Short exercise ->
Set each record down exactly, excluding all images.

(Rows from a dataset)
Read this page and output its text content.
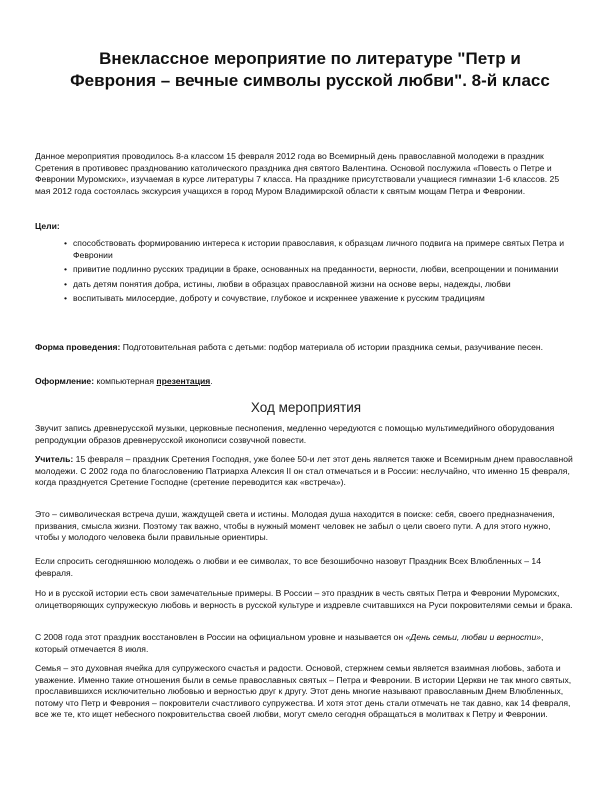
Внеклассное мероприятие по литературе "Петр и Феврония – вечные символы русской любви". 8-й класс

Данное мероприятия проводилось 8-а классом 15 февраля 2012 года во Всемирный день православной молодежи в праздник Сретения в противовес празднованию католического праздника дня святого Валентина. Основой послужила «Повесть о Петре и Февронии Муромских», изучаемая в курсе литературы 7 класса. На празднике присутствовали учащиеся гимназии 1-6 классов. 25 мая 2012 года состоялась экскурсия учащихся в город Муром Владимирской области к святым мощам Петра и Февронии.

Цели:

• способствовать формированию интереса к истории православия, к образцам личного подвига на примере святых Петра и Февронии
• привитие подлинно русских традиции в браке, основанных на преданности, верности, любви, всепрощении и понимании
• дать детям понятия добра, истины, любви в образцах православной жизни на основе веры, надежды, любви
• воспитывать милосердие, доброту и сочувствие, глубокое и искреннее уважение к русским традициям

Форма проведения: Подготовительная работа с детьми: подбор материала об истории праздника семьи, разучивание песен.

Оформление: компьютерная презентация.

Ход мероприятия

Звучит запись древнерусской музыки, церковные песнопения, медленно чередуются с помощью мультимедийного оборудования репродукции образов древнерусской иконописи созвучной повести.

Учитель: 15 февраля – праздник Сретения Господня, уже более 50-и лет этот день является также и Всемирным днем православной молодежи. С 2002 года по благословению Патриарха Алексия II он стал отмечаться и в России: неслучайно, что именно 15 февраля, когда празднуется Сретение Господне (сретение переводится как «встреча»).

Это – символическая встреча души, жаждущей света и истины. Молодая душа находится в поиске: себя, своего предназначения, призвания, смысла жизни. Поэтому так важно, чтобы в нужный момент человек не забыл о цели своего пути. А для этого нужно, чтобы у молодого человека были правильные ориентиры.

Если спросить сегодняшнюю молодежь о любви и ее символах, то все безошибочно назовут Праздник Всех Влюбленных – 14 февраля.

Но и в русской истории есть свои замечательные примеры. В России – это праздник в честь святых Петра и Февронии Муромских, олицетворяющих супружескую любовь и верность в русской культуре и издревле считавшихся на Руси покровителями семьи и брака.

С 2008 года этот праздник восстановлен в России на официальном уровне и называется он «День семьи, любви и верности», который отмечается 8 июля.

Семья – это духовная ячейка для супружеского счастья и радости. Основой, стержнем семьи является взаимная любовь, забота и уважение. Именно такие отношения были в семье православных святых – Петра и Февронии. В истории Церкви не так много святых, прославившихся исключительно любовью и верностью друг к другу. Этот день многие называют православным Днем Влюбленных, потому что Петр и Феврония – покровители счастливого супружества. И хотя этот день стали отмечать не так давно, как 14 февраля, все же те, кто ищет небесного покровительства своей любви, могут смело сегодня обращаться в молитвах к Петру и Февронии.
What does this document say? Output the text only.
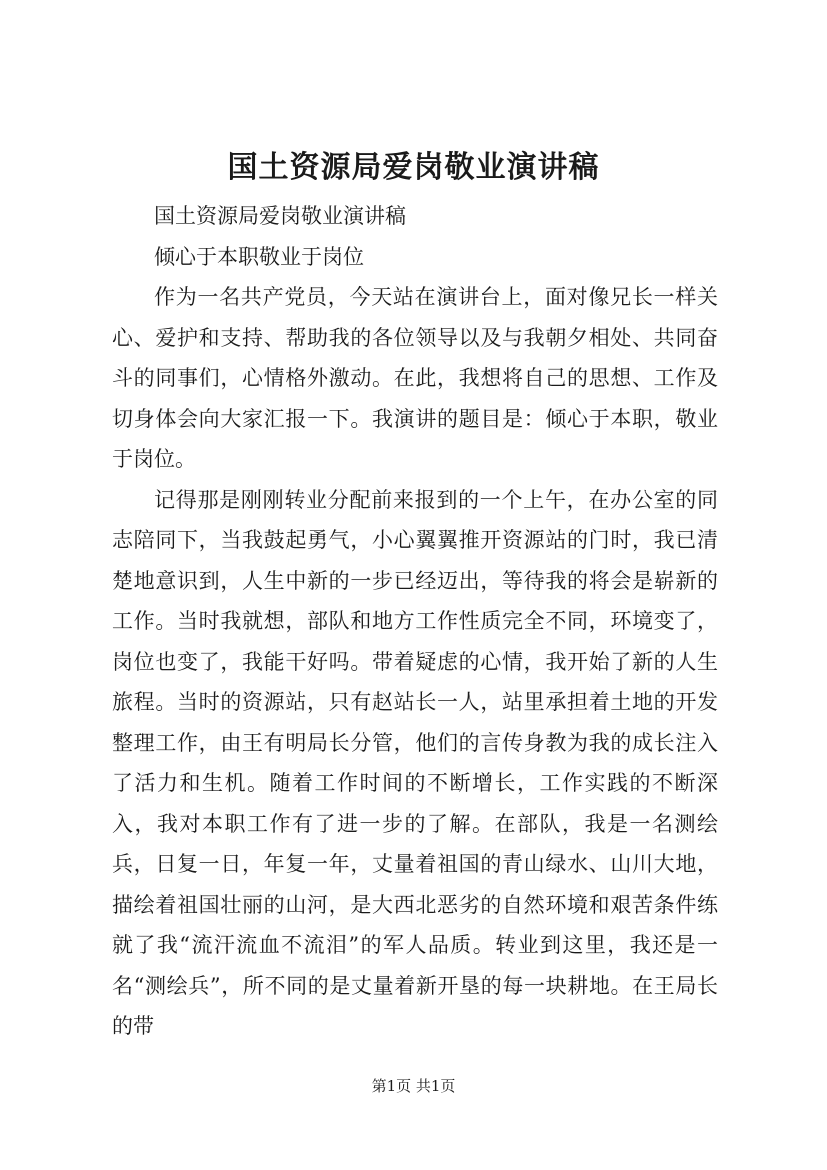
国土资源局爱岗敬业演讲稿

国土资源局爱岗敬业演讲稿

倾心于本职敬业于岗位

作为一名共产党员，今天站在演讲台上，面对像兄长一样关心、爱护和支持、帮助我的各位领导以及与我朝夕相处、共同奋斗的同事们，心情格外激动。在此，我想将自己的思想、工作及切身体会向大家汇报一下。我演讲的题目是：倾心于本职，敬业于岗位。

记得那是刚刚转业分配前来报到的一个上午，在办公室的同志陪同下，当我鼓起勇气，小心翼翼推开资源站的门时，我已清楚地意识到，人生中新的一步已经迈出，等待我的将会是崭新的工作。当时我就想，部队和地方工作性质完全不同，环境变了，岗位也变了，我能干好吗。带着疑虑的心情，我开始了新的人生旅程。当时的资源站，只有赵站长一人，站里承担着土地的开发整理工作，由王有明局长分管，他们的言传身教为我的成长注入了活力和生机。随着工作时间的不断增长，工作实践的不断深入，我对本职工作有了进一步的了解。在部队，我是一名测绘兵，日复一日，年复一年，丈量着祖国的青山绿水、山川大地，描绘着祖国壮丽的山河，是大西北恶劣的自然环境和艰苦条件练就了我“流汗流血不流泪”的军人品质。转业到这里，我还是一名“测绘兵”，所不同的是丈量着新开垦的每一块耕地。在王局长的带

第1页 共1页
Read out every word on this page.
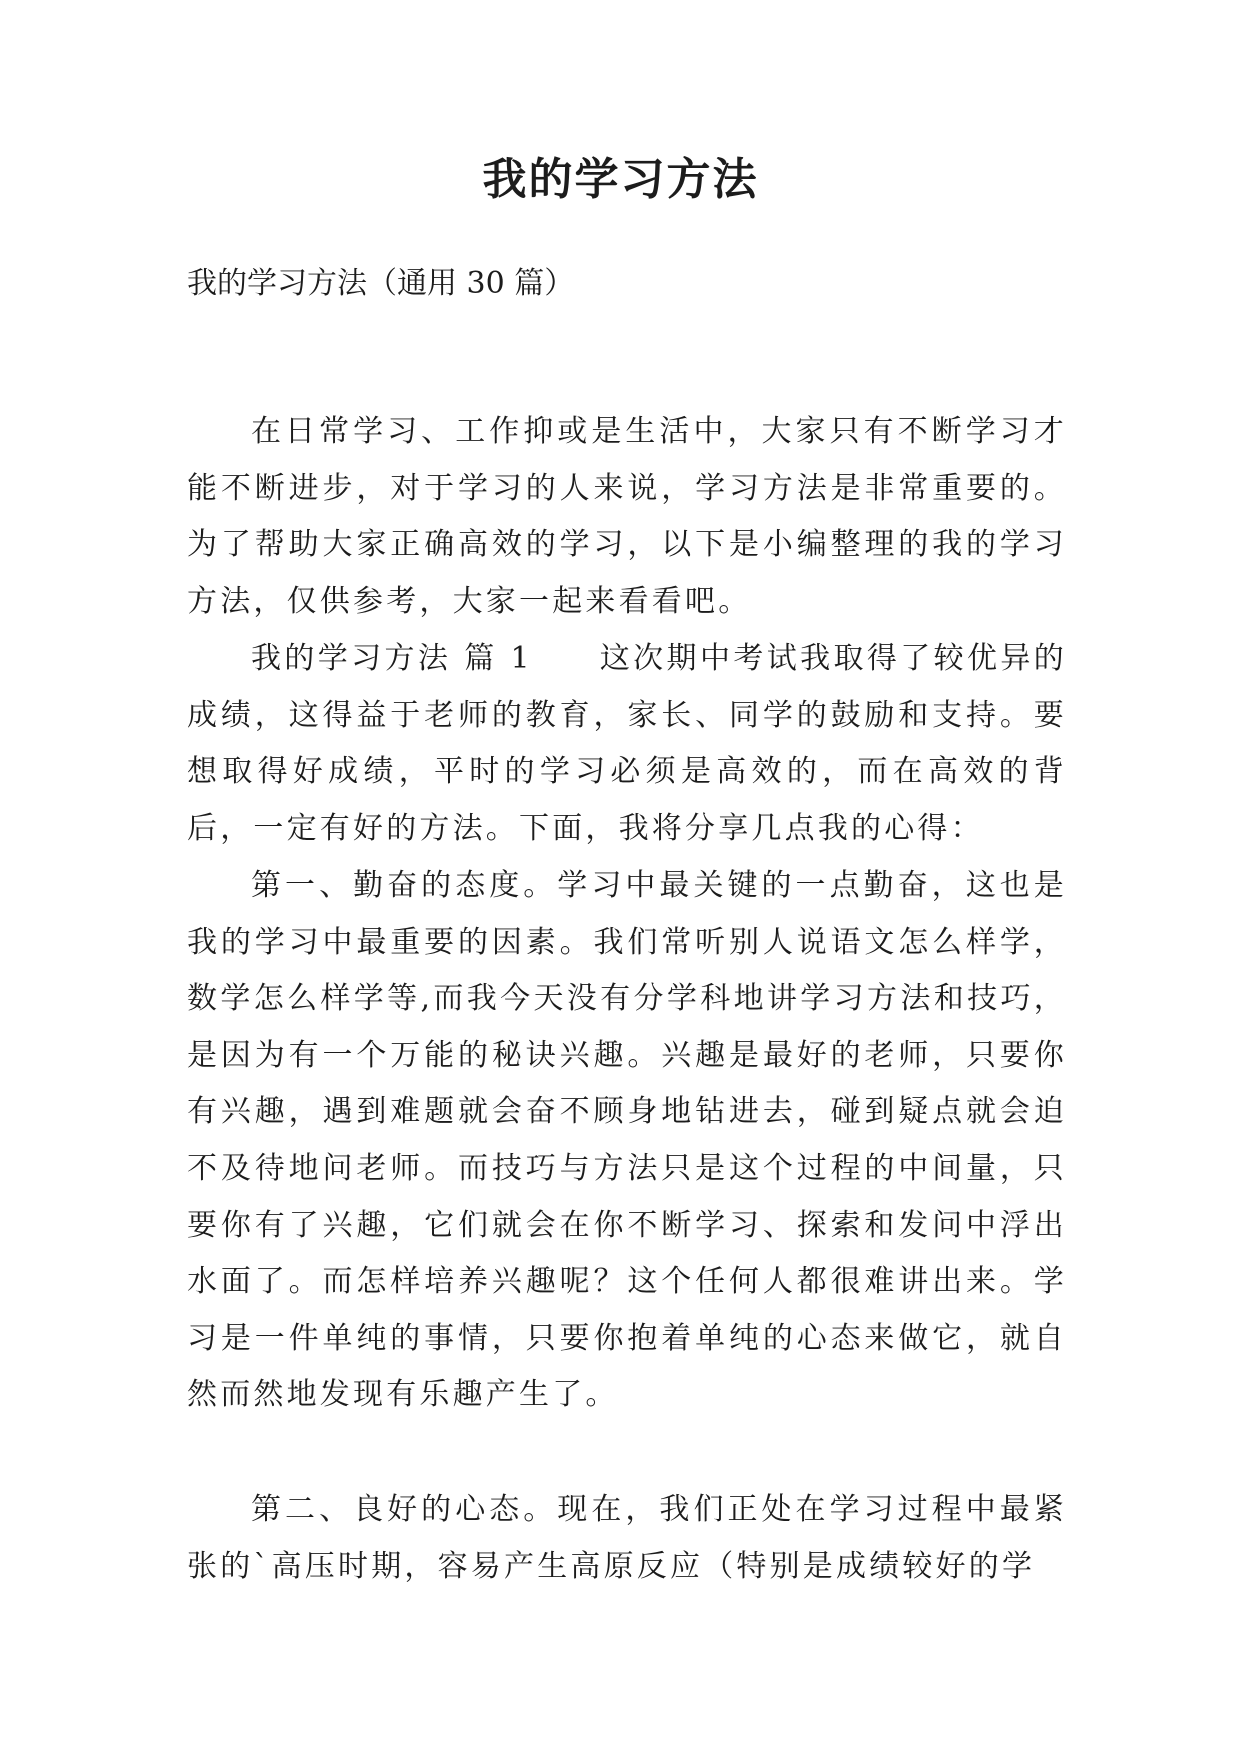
我的学习方法
我的学习方法（通用 30 篇）

在日常学习、工作抑或是生活中，大家只有不断学习才能不断进步，对于学习的人来说，学习方法是非常重要的。为了帮助大家正确高效的学习，以下是小编整理的我的学习方法，仅供参考，大家一起来看看吧。

我的学习方法 篇 1　　这次期中考试我取得了较优异的成绩，这得益于老师的教育，家长、同学的鼓励和支持。要想取得好成绩，平时的学习必须是高效的，而在高效的背后，一定有好的方法。下面，我将分享几点我的心得：

第一、勤奋的态度。学习中最关键的一点勤奋，这也是我的学习中最重要的因素。我们常听别人说语文怎么样学，数学怎么样学等,而我今天没有分学科地讲学习方法和技巧，是因为有一个万能的秘诀兴趣。兴趣是最好的老师，只要你有兴趣，遇到难题就会奋不顾身地钻进去，碰到疑点就会迫不及待地问老师。而技巧与方法只是这个过程的中间量，只要你有了兴趣，它们就会在你不断学习、探索和发问中浮出水面了。而怎样培养兴趣呢？这个任何人都很难讲出来。学习是一件单纯的事情，只要你抱着单纯的心态来做它，就自然而然地发现有乐趣产生了。

第二、良好的心态。现在，我们正处在学习过程中最紧张的`高压时期，容易产生高原反应（特别是成绩较好的学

Task response ->
Read this page and output its text content.
Внеклассное мероприятие по литературе "Петр и Феврония – вечные символы русской любви". 8-й класс

Данное мероприятия проводилось 8-а классом 15 февраля 2012 года во Всемирный день православной молодежи в праздник Сретения в противовес празднованию католического праздника дня святого Валентина. Основой послужила «Повесть о Петре и Февронии Муромских», изучаемая в курсе литературы 7 класса. На празднике присутствовали учащиеся гимназии 1-6 классов. 25 мая 2012 года состоялась экскурсия учащихся в город Муром Владимирской области к святым мощам Петра и Февронии.

Цели:

• способствовать формированию интереса к истории православия, к образцам личного подвига на примере святых Петра и Февронии
• привитие подлинно русских традиции в браке, основанных на преданности, верности, любви, всепрощении и понимании
• дать детям понятия добра, истины, любви в образцах православной жизни на основе веры, надежды, любви
• воспитывать милосердие, доброту и сочувствие, глубокое и искреннее уважение к русским традициям

Форма проведения: Подготовительная работа с детьми: подбор материала об истории праздника семьи, разучивание песен.

Оформление: компьютерная презентация.

Ход мероприятия

Звучит запись древнерусской музыки, церковные песнопения, медленно чередуются с помощью мультимедийного оборудования репродукции образов древнерусской иконописи созвучной повести.

Учитель: 15 февраля – праздник Сретения Господня, уже более 50-и лет этот день является также и Всемирным днем православной молодежи. С 2002 года по благословению Патриарха Алексия II он стал отмечаться и в России: неслучайно, что именно 15 февраля, когда празднуется Сретение Господне (сретение переводится как «встреча»).

Это – символическая встреча души, жаждущей света и истины. Молодая душа находится в поиске: себя, своего предназначения, призвания, смысла жизни. Поэтому так важно, чтобы в нужный момент человек не забыл о цели своего пути. А для этого нужно, чтобы у молодого человека были правильные ориентиры.

Если спросить сегодняшнюю молодежь о любви и ее символах, то все безошибочно назовут Праздник Всех Влюбленных – 14 февраля.

Но и в русской истории есть свои замечательные примеры. В России – это праздник в честь святых Петра и Февронии Муромских, олицетворяющих супружескую любовь и верность в русской культуре и издревле считавшихся на Руси покровителями семьи и брака.

С 2008 года этот праздник восстановлен в России на официальном уровне и называется он «День семьи, любви и верности», который отмечается 8 июля.

Семья – это духовная ячейка для супружеского счастья и радости. Основой, стержнем семьи является взаимная любовь, забота и уважение. Именно такие отношения были в семье православных святых – Петра и Февронии. В истории Церкви не так много святых, прославившихся исключительно любовью и верностью друг к другу. Этот день многие называют православным Днем Влюбленных, потому что Петр и Феврония – покровители счастливого супружества. И хотя этот день стали отмечать не так давно, как 14 февраля, все же те, кто ищет небесного покровительства своей любви, могут смело сегодня обращаться в молитвах к Петру и Февронии.
What does this document say? Output the text only.
国土资源局爱岗敬业演讲稿

国土资源局爱岗敬业演讲稿

倾心于本职敬业于岗位

作为一名共产党员，今天站在演讲台上，面对像兄长一样关心、爱护和支持、帮助我的各位领导以及与我朝夕相处、共同奋斗的同事们，心情格外激动。在此，我想将自己的思想、工作及切身体会向大家汇报一下。我演讲的题目是：倾心于本职，敬业于岗位。

记得那是刚刚转业分配前来报到的一个上午，在办公室的同志陪同下，当我鼓起勇气，小心翼翼推开资源站的门时，我已清楚地意识到，人生中新的一步已经迈出，等待我的将会是崭新的工作。当时我就想，部队和地方工作性质完全不同，环境变了，岗位也变了，我能干好吗。带着疑虑的心情，我开始了新的人生旅程。当时的资源站，只有赵站长一人，站里承担着土地的开发整理工作，由王有明局长分管，他们的言传身教为我的成长注入了活力和生机。随着工作时间的不断增长，工作实践的不断深入，我对本职工作有了进一步的了解。在部队，我是一名测绘兵，日复一日，年复一年，丈量着祖国的青山绿水、山川大地，描绘着祖国壮丽的山河，是大西北恶劣的自然环境和艰苦条件练就了我“流汗流血不流泪”的军人品质。转业到这里，我还是一名“测绘兵”，所不同的是丈量着新开垦的每一块耕地。在王局长的带

第1页 共1页
Read out every word on this page.
我的学习方法
我的学习方法（通用 30 篇）

在日常学习、工作抑或是生活中，大家只有不断学习才能不断进步，对于学习的人来说，学习方法是非常重要的。为了帮助大家正确高效的学习，以下是小编整理的我的学习方法，仅供参考，大家一起来看看吧。

我的学习方法 篇 1　　这次期中考试我取得了较优异的成绩，这得益于老师的教育，家长、同学的鼓励和支持。要想取得好成绩，平时的学习必须是高效的，而在高效的背后，一定有好的方法。下面，我将分享几点我的心得：

第一、勤奋的态度。学习中最关键的一点勤奋，这也是我的学习中最重要的因素。我们常听别人说语文怎么样学，数学怎么样学等,而我今天没有分学科地讲学习方法和技巧，是因为有一个万能的秘诀兴趣。兴趣是最好的老师，只要你有兴趣，遇到难题就会奋不顾身地钻进去，碰到疑点就会迫不及待地问老师。而技巧与方法只是这个过程的中间量，只要你有了兴趣，它们就会在你不断学习、探索和发问中浮出水面了。而怎样培养兴趣呢？这个任何人都很难讲出来。学习是一件单纯的事情，只要你抱着单纯的心态来做它，就自然而然地发现有乐趣产生了。

第二、良好的心态。现在，我们正处在学习过程中最紧张的`高压时期，容易产生高原反应（特别是成绩较好的学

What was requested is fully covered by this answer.